◆ MATERIALS PROVIDED:
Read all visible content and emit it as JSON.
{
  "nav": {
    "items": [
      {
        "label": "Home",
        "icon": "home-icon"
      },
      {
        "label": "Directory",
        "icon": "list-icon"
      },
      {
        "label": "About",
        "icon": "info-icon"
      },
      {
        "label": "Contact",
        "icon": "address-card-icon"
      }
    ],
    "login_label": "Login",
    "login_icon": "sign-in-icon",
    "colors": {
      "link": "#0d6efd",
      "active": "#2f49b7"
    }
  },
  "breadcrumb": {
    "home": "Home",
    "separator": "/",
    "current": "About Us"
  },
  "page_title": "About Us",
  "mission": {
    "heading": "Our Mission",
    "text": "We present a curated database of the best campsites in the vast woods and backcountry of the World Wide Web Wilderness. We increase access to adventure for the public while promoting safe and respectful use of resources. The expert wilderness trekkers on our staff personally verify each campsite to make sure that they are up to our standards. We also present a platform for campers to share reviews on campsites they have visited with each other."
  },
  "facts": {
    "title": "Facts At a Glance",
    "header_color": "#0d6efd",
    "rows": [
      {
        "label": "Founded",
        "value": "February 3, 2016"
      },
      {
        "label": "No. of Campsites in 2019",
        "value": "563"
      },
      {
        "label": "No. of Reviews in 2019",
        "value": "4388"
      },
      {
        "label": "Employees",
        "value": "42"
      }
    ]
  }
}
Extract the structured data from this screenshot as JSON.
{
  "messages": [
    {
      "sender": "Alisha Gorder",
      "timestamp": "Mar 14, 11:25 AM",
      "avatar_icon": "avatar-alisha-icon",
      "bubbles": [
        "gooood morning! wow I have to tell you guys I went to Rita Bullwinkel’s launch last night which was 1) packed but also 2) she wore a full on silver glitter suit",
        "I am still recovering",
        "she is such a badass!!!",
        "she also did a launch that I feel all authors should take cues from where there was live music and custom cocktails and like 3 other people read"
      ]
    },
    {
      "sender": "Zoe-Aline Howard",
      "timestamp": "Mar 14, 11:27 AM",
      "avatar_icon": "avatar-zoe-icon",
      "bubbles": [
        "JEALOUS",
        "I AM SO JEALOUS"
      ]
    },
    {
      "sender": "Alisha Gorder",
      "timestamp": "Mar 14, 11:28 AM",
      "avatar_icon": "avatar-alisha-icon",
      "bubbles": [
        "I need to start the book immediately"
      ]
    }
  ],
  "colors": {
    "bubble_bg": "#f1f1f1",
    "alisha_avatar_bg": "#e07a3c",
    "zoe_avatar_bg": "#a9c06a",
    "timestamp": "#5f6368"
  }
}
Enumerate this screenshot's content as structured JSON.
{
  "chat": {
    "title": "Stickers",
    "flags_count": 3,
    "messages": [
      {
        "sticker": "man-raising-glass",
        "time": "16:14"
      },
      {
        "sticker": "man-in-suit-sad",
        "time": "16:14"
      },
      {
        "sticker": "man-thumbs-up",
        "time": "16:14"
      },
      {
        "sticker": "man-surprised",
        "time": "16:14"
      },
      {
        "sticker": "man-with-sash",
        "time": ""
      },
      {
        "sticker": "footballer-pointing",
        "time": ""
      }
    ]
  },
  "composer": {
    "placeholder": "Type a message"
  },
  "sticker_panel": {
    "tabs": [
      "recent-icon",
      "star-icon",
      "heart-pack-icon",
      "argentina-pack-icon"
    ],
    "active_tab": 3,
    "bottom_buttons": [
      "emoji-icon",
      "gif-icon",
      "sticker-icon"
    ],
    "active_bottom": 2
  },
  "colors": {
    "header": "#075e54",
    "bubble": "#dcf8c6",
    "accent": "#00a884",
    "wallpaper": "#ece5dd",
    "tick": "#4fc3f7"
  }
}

◆ WHAT NEEDS TO BE DONE:
Only the number is wanted: count the lines of the records that hold the word "suit".

◆ FINAL RESULT:
2